Problem description: Find and copy every line in the records that includes the string "Bitrate".

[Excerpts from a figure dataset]
──────────────────────────────

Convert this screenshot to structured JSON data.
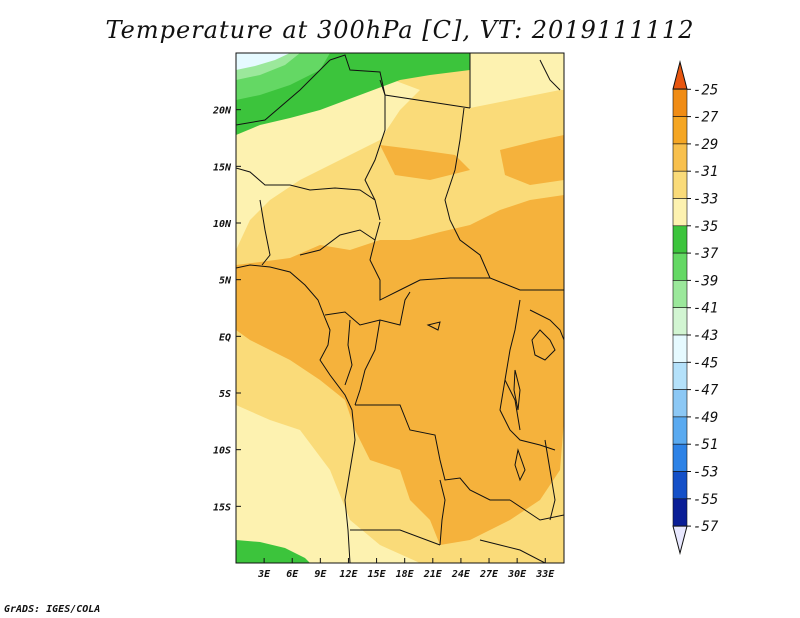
{
  "title": "Temperature at 300hPa [C], VT: 2019111112",
  "credit": "GrADS: IGES/COLA",
  "map": {
    "lon_range": [
      0,
      35
    ],
    "lat_range": [
      -20,
      25
    ],
    "lon_ticks": [
      {
        "value": 3,
        "label": "3E"
      },
      {
        "value": 6,
        "label": "6E"
      },
      {
        "value": 9,
        "label": "9E"
      },
      {
        "value": 12,
        "label": "12E"
      },
      {
        "value": 15,
        "label": "15E"
      },
      {
        "value": 18,
        "label": "18E"
      },
      {
        "value": 21,
        "label": "21E"
      },
      {
        "value": 24,
        "label": "24E"
      },
      {
        "value": 27,
        "label": "27E"
      },
      {
        "value": 30,
        "label": "30E"
      },
      {
        "value": 33,
        "label": "33E"
      }
    ],
    "lat_ticks": [
      {
        "value": 20,
        "label": "20N"
      },
      {
        "value": 15,
        "label": "15N"
      },
      {
        "value": 10,
        "label": "10N"
      },
      {
        "value": 5,
        "label": "5N"
      },
      {
        "value": 0,
        "label": "EQ"
      },
      {
        "value": -5,
        "label": "5S"
      },
      {
        "value": -10,
        "label": "10S"
      },
      {
        "value": -15,
        "label": "15S"
      }
    ]
  },
  "colorbar": {
    "levels": [
      "-25",
      "-27",
      "-29",
      "-31",
      "-33",
      "-35",
      "-37",
      "-39",
      "-41",
      "-43",
      "-45",
      "-47",
      "-49",
      "-51",
      "-53",
      "-55",
      "-57"
    ],
    "colors": [
      "#e8560f",
      "#f08c14",
      "#f5a623",
      "#f8c04d",
      "#fadb79",
      "#fdf2b0",
      "#3cc43c",
      "#64d864",
      "#9be89b",
      "#d2f5d2",
      "#e6faff",
      "#b4e1fa",
      "#8cc8f5",
      "#5aaaf0",
      "#2d82e6",
      "#1450c8",
      "#0a1e96",
      "#0a0a60"
    ],
    "top_color": "#e8560f",
    "bottom_color": "#e8e8ff"
  }
}
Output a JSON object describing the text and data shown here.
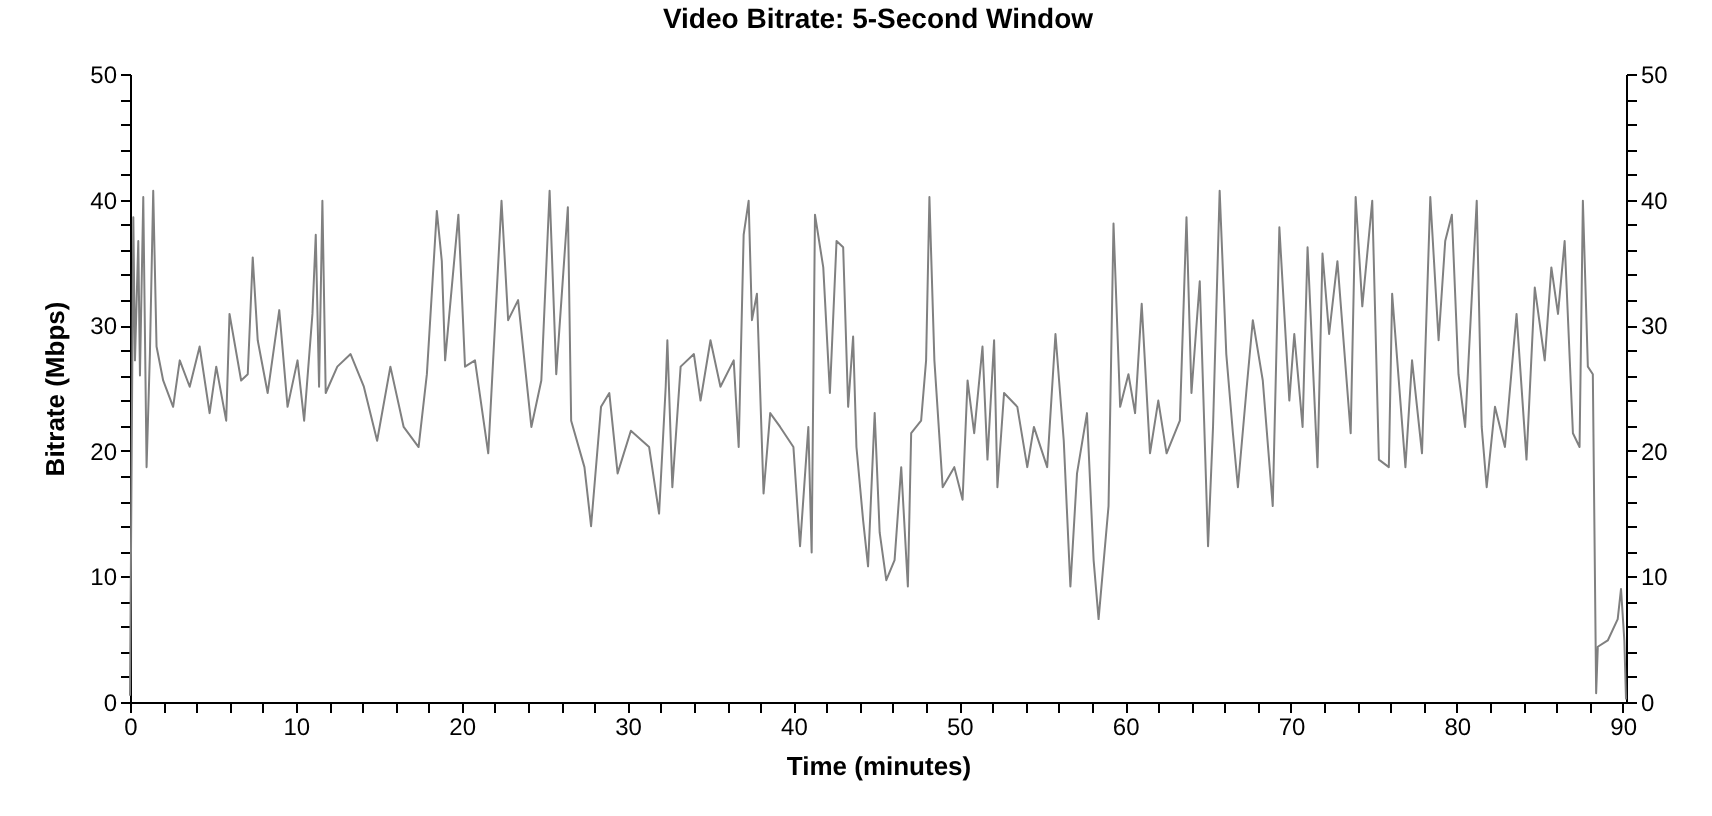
{
  "chart_data": {
    "type": "line",
    "title": "Video Bitrate: 5-Second Window",
    "xlabel": "Time (minutes)",
    "ylabel": "Bitrate (Mbps)",
    "xlim": [
      0,
      90.2
    ],
    "ylim": [
      0,
      50
    ],
    "y2lim": [
      0,
      50
    ],
    "xticks": [
      0,
      {
        "value": 2,
        "label": null
      },
      {
        "value": 4,
        "label": null
      },
      {
        "value": 6,
        "label": null
      },
      {
        "value": 8,
        "label": null
      },
      10,
      {
        "value": 12,
        "label": null
      },
      {
        "value": 14,
        "label": null
      },
      {
        "value": 16,
        "label": null
      },
      {
        "value": 18,
        "label": null
      },
      20,
      {
        "value": 22,
        "label": null
      },
      {
        "value": 24,
        "label": null
      },
      {
        "value": 26,
        "label": null
      },
      {
        "value": 28,
        "label": null
      },
      30,
      {
        "value": 32,
        "label": null
      },
      {
        "value": 34,
        "label": null
      },
      {
        "value": 36,
        "label": null
      },
      {
        "value": 38,
        "label": null
      },
      40,
      {
        "value": 42,
        "label": null
      },
      {
        "value": 44,
        "label": null
      },
      {
        "value": 46,
        "label": null
      },
      {
        "value": 48,
        "label": null
      },
      50,
      {
        "value": 52,
        "label": null
      },
      {
        "value": 54,
        "label": null
      },
      {
        "value": 56,
        "label": null
      },
      {
        "value": 58,
        "label": null
      },
      60,
      {
        "value": 62,
        "label": null
      },
      {
        "value": 64,
        "label": null
      },
      {
        "value": 66,
        "label": null
      },
      {
        "value": 68,
        "label": null
      },
      70,
      {
        "value": 72,
        "label": null
      },
      {
        "value": 74,
        "label": null
      },
      {
        "value": 76,
        "label": null
      },
      {
        "value": 78,
        "label": null
      },
      80,
      {
        "value": 82,
        "label": null
      },
      {
        "value": 84,
        "label": null
      },
      {
        "value": 86,
        "label": null
      },
      {
        "value": 88,
        "label": null
      },
      90
    ],
    "yticks": [
      0,
      {
        "value": 2,
        "label": null
      },
      {
        "value": 4,
        "label": null
      },
      {
        "value": 6,
        "label": null
      },
      {
        "value": 8,
        "label": null
      },
      10,
      {
        "value": 12,
        "label": null
      },
      {
        "value": 14,
        "label": null
      },
      {
        "value": 16,
        "label": null
      },
      {
        "value": 18,
        "label": null
      },
      20,
      {
        "value": 22,
        "label": null
      },
      {
        "value": 24,
        "label": null
      },
      {
        "value": 26,
        "label": null
      },
      {
        "value": 28,
        "label": null
      },
      30,
      {
        "value": 32,
        "label": null
      },
      {
        "value": 34,
        "label": null
      },
      {
        "value": 36,
        "label": null
      },
      {
        "value": 38,
        "label": null
      },
      40,
      {
        "value": 42,
        "label": null
      },
      {
        "value": 44,
        "label": null
      },
      {
        "value": 46,
        "label": null
      },
      {
        "value": 48,
        "label": null
      },
      50
    ],
    "y2ticks": [
      0,
      {
        "value": 2,
        "label": null
      },
      {
        "value": 4,
        "label": null
      },
      {
        "value": 6,
        "label": null
      },
      {
        "value": 8,
        "label": null
      },
      10,
      {
        "value": 12,
        "label": null
      },
      {
        "value": 14,
        "label": null
      },
      {
        "value": 16,
        "label": null
      },
      {
        "value": 18,
        "label": null
      },
      20,
      {
        "value": 22,
        "label": null
      },
      {
        "value": 24,
        "label": null
      },
      {
        "value": 26,
        "label": null
      },
      {
        "value": 28,
        "label": null
      },
      30,
      {
        "value": 32,
        "label": null
      },
      {
        "value": 34,
        "label": null
      },
      {
        "value": 36,
        "label": null
      },
      {
        "value": 38,
        "label": null
      },
      40,
      {
        "value": 42,
        "label": null
      },
      {
        "value": 44,
        "label": null
      },
      {
        "value": 46,
        "label": null
      },
      {
        "value": 48,
        "label": null
      },
      50
    ],
    "grid": false,
    "marker": "none",
    "line_style": "solid",
    "series": [
      {
        "color": "#808080",
        "x": [
          0,
          0.2,
          0.3,
          0.5,
          0.6,
          0.8,
          1.0,
          1.2,
          1.4,
          1.6,
          2.0,
          2.6,
          3.0,
          3.6,
          4.2,
          4.8,
          5.2,
          5.8,
          6.0,
          6.7,
          7.1,
          7.4,
          7.7,
          8.3,
          9.0,
          9.5,
          10.1,
          10.5,
          11.0,
          11.2,
          11.4,
          11.6,
          11.8,
          12.5,
          13.3,
          14.1,
          14.9,
          15.7,
          16.5,
          17.4,
          17.9,
          18.5,
          18.8,
          19.0,
          19.8,
          20.2,
          20.8,
          21.6,
          22.4,
          22.8,
          23.4,
          24.2,
          24.8,
          25.3,
          25.7,
          26.4,
          26.6,
          27.4,
          27.8,
          28.4,
          28.9,
          29.4,
          30.2,
          31.3,
          31.9,
          32.3,
          32.4,
          32.7,
          33.2,
          34.0,
          34.4,
          35.0,
          35.6,
          36.4,
          36.7,
          37.0,
          37.3,
          37.5,
          37.8,
          38.2,
          38.6,
          39.2,
          40.0,
          40.4,
          40.9,
          41.1,
          41.3,
          41.8,
          42.2,
          42.6,
          43.0,
          43.3,
          43.6,
          43.8,
          44.2,
          44.5,
          44.9,
          45.2,
          45.6,
          46.1,
          46.5,
          46.9,
          47.1,
          47.7,
          48.0,
          48.2,
          48.5,
          49.0,
          49.7,
          50.2,
          50.5,
          50.9,
          51.4,
          51.7,
          52.1,
          52.3,
          52.7,
          53.5,
          54.1,
          54.5,
          55.3,
          55.8,
          56.3,
          56.7,
          57.1,
          57.7,
          58.1,
          58.4,
          59.0,
          59.3,
          59.7,
          60.2,
          60.6,
          61.0,
          61.5,
          62.0,
          62.5,
          63.3,
          63.7,
          64.0,
          64.5,
          65.0,
          65.3,
          65.7,
          66.1,
          66.5,
          66.8,
          67.3,
          67.7,
          68.3,
          68.9,
          69.3,
          69.9,
          70.2,
          70.7,
          71.0,
          71.6,
          71.9,
          72.3,
          72.8,
          73.6,
          73.9,
          74.3,
          74.9,
          75.3,
          75.9,
          76.1,
          76.9,
          77.3,
          77.9,
          78.4,
          78.9,
          79.3,
          79.7,
          80.1,
          80.5,
          81.2,
          81.5,
          81.8,
          82.3,
          82.9,
          83.6,
          84.2,
          84.7,
          85.3,
          85.7,
          86.1,
          86.5,
          87.0,
          87.4,
          87.6,
          87.9,
          88.2,
          88.4,
          88.5,
          89.1,
          89.7,
          89.9,
          90.1,
          90.2
        ],
        "values": [
          0.5,
          38.6,
          27.2,
          36.7,
          26,
          40.2,
          18.7,
          27.7,
          40.7,
          28.3,
          25.6,
          23.5,
          27.2,
          25.1,
          28.3,
          23,
          26.7,
          22.4,
          30.9,
          25.6,
          26.1,
          35.4,
          28.8,
          24.6,
          31.2,
          23.5,
          27.2,
          22.4,
          30.9,
          37.2,
          25.1,
          39.9,
          24.6,
          26.7,
          27.7,
          25.1,
          20.8,
          26.7,
          21.9,
          20.3,
          26.1,
          39.1,
          35.1,
          27.2,
          38.8,
          26.7,
          27.2,
          19.8,
          39.9,
          30.4,
          32,
          21.9,
          25.6,
          40.7,
          26.1,
          39.4,
          22.4,
          18.7,
          14,
          23.5,
          24.6,
          18.2,
          21.6,
          20.3,
          15,
          25.1,
          28.8,
          17.1,
          26.7,
          27.7,
          24,
          28.8,
          25.1,
          27.2,
          20.3,
          37.2,
          39.9,
          30.4,
          32.5,
          16.6,
          23,
          21.9,
          20.3,
          12.4,
          21.9,
          11.9,
          38.8,
          34.6,
          24.6,
          36.7,
          36.2,
          23.5,
          29.1,
          20.3,
          14.5,
          10.8,
          23,
          13.5,
          9.7,
          11.3,
          18.7,
          9.2,
          21.4,
          22.4,
          27.2,
          40.2,
          27.2,
          17.1,
          18.7,
          16.1,
          25.6,
          21.4,
          28.3,
          19.3,
          28.8,
          17.1,
          24.6,
          23.5,
          18.7,
          21.9,
          18.7,
          29.3,
          20.8,
          9.2,
          18.2,
          23,
          11.3,
          6.6,
          15.6,
          38.1,
          23.5,
          26.1,
          23,
          31.7,
          19.8,
          24,
          19.8,
          22.4,
          38.6,
          24.6,
          33.5,
          12.4,
          21.9,
          40.7,
          27.7,
          21.4,
          17.1,
          24.6,
          30.4,
          25.6,
          15.6,
          37.8,
          24,
          29.3,
          21.9,
          36.2,
          18.7,
          35.7,
          29.3,
          35.1,
          21.4,
          40.2,
          31.5,
          39.9,
          19.3,
          18.7,
          32.5,
          18.7,
          27.2,
          19.8,
          40.2,
          28.8,
          36.7,
          38.8,
          26.1,
          21.9,
          39.9,
          21.9,
          17.1,
          23.5,
          20.3,
          30.9,
          19.3,
          33,
          27.2,
          34.6,
          30.9,
          36.7,
          21.4,
          20.3,
          39.9,
          26.7,
          26.1,
          0.7,
          4.4,
          4.9,
          6.6,
          9,
          4.9,
          0.2
        ]
      }
    ]
  }
}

──────────────────────────────

Answer:
    "title": "Video Bitrate: 5-Second Window",
    "ylabel": "Bitrate (Mbps)",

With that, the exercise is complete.